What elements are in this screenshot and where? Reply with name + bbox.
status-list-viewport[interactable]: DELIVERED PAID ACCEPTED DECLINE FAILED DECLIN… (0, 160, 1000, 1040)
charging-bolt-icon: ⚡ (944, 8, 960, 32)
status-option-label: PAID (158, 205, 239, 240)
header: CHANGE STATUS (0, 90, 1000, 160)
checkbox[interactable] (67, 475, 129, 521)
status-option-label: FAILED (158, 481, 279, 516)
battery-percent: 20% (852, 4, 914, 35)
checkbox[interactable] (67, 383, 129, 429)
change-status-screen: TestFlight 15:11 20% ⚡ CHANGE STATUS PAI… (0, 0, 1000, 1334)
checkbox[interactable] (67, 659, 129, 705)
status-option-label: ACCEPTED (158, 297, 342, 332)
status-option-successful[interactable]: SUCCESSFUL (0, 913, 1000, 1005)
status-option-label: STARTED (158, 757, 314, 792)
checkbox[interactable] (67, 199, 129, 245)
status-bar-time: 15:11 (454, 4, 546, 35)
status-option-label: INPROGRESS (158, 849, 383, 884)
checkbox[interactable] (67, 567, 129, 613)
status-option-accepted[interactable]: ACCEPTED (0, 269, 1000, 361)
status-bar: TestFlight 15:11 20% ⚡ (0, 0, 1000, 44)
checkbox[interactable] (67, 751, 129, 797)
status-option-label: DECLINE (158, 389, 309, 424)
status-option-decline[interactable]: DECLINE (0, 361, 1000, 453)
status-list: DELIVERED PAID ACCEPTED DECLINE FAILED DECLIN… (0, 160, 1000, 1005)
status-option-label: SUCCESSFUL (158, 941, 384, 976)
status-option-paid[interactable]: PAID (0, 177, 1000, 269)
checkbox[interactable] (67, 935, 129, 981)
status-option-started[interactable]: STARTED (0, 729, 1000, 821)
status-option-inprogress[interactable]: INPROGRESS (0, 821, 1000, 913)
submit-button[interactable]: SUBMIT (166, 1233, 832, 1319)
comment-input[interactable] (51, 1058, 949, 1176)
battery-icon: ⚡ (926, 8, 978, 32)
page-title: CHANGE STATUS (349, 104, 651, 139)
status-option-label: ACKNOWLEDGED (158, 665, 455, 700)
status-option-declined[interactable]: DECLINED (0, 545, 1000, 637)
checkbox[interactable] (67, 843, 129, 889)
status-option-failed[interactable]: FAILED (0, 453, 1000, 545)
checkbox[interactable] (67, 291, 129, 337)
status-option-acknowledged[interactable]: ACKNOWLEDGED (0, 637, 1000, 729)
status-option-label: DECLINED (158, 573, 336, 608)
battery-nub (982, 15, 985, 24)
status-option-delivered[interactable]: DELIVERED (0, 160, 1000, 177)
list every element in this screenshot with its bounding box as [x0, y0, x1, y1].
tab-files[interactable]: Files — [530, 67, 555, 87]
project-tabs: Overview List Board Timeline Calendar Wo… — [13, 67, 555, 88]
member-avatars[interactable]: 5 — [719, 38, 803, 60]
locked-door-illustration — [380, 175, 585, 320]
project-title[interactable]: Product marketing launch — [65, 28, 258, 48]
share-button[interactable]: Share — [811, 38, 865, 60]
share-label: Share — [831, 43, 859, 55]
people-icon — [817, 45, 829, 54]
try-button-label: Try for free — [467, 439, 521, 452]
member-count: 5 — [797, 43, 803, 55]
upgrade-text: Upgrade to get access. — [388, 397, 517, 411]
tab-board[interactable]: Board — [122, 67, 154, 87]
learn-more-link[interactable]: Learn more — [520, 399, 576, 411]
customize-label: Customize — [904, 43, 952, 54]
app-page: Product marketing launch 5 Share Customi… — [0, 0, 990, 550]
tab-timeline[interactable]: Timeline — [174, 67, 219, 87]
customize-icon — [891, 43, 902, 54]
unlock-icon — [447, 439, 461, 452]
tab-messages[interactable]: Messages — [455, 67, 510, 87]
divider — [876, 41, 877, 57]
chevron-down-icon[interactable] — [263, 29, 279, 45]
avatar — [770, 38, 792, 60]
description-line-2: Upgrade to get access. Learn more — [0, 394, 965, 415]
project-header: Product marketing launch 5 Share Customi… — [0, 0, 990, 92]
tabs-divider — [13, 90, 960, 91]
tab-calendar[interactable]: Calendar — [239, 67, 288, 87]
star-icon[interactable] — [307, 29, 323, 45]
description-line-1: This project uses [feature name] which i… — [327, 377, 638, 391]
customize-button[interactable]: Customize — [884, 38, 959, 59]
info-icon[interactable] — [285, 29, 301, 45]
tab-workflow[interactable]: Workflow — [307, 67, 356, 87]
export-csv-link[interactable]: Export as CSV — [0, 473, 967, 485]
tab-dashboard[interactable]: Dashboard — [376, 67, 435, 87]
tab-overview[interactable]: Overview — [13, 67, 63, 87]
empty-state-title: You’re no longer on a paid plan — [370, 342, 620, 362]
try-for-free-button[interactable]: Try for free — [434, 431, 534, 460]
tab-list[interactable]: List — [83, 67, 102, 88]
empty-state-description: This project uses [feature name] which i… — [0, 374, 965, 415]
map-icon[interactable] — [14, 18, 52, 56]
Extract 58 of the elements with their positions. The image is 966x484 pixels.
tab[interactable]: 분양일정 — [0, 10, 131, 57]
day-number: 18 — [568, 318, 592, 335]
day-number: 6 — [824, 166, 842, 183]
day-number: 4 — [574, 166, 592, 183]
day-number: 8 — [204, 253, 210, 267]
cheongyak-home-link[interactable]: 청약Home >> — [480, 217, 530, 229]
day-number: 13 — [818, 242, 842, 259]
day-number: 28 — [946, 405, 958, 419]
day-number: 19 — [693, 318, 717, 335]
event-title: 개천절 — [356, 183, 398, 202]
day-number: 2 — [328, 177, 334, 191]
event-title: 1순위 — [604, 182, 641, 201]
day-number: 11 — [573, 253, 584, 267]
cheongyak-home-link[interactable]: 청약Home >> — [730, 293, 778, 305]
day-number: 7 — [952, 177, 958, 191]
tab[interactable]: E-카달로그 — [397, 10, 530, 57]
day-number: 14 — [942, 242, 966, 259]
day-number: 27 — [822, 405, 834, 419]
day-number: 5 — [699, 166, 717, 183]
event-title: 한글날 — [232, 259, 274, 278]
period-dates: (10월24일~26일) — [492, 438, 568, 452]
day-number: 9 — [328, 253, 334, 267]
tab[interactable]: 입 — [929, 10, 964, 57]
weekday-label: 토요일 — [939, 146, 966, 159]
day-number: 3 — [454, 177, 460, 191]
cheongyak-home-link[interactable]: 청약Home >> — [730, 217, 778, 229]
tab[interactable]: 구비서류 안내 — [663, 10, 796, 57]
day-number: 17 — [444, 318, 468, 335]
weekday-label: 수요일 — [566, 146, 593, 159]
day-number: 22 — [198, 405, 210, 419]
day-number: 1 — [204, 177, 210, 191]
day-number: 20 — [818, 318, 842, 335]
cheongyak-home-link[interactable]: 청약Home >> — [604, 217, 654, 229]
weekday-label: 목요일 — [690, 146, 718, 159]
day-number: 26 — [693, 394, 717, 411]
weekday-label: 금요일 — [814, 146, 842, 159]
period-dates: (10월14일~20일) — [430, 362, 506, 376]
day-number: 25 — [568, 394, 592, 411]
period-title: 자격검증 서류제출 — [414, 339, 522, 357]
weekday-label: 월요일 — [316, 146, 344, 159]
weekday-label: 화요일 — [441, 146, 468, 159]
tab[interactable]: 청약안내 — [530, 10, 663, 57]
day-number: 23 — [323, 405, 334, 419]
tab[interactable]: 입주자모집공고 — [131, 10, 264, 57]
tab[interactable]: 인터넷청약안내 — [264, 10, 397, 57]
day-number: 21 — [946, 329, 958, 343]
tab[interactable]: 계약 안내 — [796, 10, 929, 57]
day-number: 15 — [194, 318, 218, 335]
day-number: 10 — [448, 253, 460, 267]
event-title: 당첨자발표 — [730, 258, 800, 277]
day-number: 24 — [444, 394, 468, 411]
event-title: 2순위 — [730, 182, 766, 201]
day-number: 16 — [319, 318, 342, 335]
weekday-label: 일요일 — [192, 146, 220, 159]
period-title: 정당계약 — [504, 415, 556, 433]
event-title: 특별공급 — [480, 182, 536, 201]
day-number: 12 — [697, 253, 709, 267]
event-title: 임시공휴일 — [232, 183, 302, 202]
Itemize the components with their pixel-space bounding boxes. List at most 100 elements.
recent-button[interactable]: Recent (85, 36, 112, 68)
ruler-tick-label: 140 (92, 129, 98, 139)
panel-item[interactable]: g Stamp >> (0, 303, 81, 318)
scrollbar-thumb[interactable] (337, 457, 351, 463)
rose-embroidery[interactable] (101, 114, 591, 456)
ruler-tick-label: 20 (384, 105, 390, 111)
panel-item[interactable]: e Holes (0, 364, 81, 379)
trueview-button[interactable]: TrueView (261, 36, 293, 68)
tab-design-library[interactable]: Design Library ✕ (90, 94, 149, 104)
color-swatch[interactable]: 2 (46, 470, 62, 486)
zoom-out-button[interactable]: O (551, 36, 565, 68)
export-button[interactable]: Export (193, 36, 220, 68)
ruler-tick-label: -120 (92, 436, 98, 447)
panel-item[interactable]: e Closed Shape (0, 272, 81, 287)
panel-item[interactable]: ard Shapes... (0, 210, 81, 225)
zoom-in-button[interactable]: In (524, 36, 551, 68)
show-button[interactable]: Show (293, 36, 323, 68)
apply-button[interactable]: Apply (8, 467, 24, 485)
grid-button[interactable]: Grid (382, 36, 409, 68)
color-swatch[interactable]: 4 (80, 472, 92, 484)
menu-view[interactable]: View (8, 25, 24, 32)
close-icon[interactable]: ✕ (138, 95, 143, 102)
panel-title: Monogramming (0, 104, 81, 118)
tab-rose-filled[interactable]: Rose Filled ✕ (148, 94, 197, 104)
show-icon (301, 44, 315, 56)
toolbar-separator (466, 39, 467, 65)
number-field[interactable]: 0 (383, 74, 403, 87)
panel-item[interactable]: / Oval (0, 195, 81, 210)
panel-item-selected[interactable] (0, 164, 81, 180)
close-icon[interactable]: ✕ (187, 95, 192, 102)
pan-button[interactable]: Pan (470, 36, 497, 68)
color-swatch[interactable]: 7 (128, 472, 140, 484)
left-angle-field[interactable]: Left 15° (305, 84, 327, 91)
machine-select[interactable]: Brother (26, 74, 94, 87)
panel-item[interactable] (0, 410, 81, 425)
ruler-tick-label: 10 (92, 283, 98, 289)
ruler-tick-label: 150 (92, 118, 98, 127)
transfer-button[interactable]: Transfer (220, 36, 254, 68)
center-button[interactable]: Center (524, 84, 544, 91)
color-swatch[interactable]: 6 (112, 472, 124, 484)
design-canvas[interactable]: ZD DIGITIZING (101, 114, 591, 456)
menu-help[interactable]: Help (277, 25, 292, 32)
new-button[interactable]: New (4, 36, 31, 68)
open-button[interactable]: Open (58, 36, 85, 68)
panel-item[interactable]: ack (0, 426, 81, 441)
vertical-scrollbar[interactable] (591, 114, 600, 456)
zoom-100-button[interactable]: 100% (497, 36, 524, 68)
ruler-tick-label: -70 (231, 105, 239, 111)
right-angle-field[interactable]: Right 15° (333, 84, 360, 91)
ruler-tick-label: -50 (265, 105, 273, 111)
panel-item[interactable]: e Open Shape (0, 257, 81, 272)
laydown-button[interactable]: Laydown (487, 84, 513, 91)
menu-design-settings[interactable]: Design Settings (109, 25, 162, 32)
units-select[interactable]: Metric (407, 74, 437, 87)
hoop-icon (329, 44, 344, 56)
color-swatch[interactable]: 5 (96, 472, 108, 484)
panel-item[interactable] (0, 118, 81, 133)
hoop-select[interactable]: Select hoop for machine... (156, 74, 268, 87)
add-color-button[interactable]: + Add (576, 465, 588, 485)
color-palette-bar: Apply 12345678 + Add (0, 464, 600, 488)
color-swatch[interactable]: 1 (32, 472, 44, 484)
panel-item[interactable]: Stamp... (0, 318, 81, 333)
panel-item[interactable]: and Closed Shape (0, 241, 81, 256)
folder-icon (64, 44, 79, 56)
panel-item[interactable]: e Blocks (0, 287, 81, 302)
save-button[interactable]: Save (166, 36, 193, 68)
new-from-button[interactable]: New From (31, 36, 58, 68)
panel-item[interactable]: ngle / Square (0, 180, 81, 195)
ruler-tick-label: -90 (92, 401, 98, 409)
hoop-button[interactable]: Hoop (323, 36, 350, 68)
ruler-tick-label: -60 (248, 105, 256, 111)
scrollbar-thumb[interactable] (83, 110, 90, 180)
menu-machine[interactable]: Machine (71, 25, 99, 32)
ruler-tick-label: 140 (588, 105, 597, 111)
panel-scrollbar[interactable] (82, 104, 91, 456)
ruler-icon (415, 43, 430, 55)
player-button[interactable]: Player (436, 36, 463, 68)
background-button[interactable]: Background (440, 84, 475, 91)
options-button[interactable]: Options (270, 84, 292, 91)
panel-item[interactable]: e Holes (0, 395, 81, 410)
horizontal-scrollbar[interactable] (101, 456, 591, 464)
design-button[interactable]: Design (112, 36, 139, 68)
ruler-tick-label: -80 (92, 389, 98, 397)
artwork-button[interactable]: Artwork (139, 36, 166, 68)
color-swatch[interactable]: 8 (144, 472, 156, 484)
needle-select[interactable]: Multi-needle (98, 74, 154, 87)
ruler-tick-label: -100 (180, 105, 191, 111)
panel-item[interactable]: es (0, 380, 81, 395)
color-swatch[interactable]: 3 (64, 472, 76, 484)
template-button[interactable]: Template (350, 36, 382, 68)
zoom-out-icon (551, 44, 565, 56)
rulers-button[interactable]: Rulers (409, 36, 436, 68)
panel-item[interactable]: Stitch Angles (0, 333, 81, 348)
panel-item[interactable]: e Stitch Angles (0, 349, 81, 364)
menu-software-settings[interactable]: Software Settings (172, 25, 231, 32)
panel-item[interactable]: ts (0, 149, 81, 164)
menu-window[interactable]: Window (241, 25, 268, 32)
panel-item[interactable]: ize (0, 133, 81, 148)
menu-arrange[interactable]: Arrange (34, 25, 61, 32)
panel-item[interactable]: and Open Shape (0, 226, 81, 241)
——————————
▶ **Work required**
Present the items from the first line of the items up to and including the line containing "change-status-screen: TestFlight 15:11" as a Markdown table with the columns Row and Content, giving each line its row number and omitting any blank lines.

▶ **Finished answer**
| Row | Content |
|---|---|
| 1 | What elements are in this screenshot and where? Reply with name + bbox. |
| 2 | status-list-viewport[interactable]: DELIVERED PAID ACCEPTED DECLINE FAILED DECLIN… (0, 160, 1000, 1040) |
| 3 | charging-bolt-icon: ⚡ (944, 8, 960, 32) |
| 4 | status-option-label: PAID (158, 205, 239, 240) |
| 5 | header: CHANGE STATUS (0, 90, 1000, 160) |
| 6 | checkbox[interactable] (67, 475, 129, 521) |
| 7 | status-option-label: FAILED (158, 481, 279, 516) |
| 8 | battery-percent: 20% (852, 4, 914, 35) |
| 9 | checkbox[interactable] (67, 383, 129, 429) |
| 10 | change-status-screen: TestFlight 15:11 20% ⚡ CHANGE STATUS PAI… (0, 0, 1000, 1334) |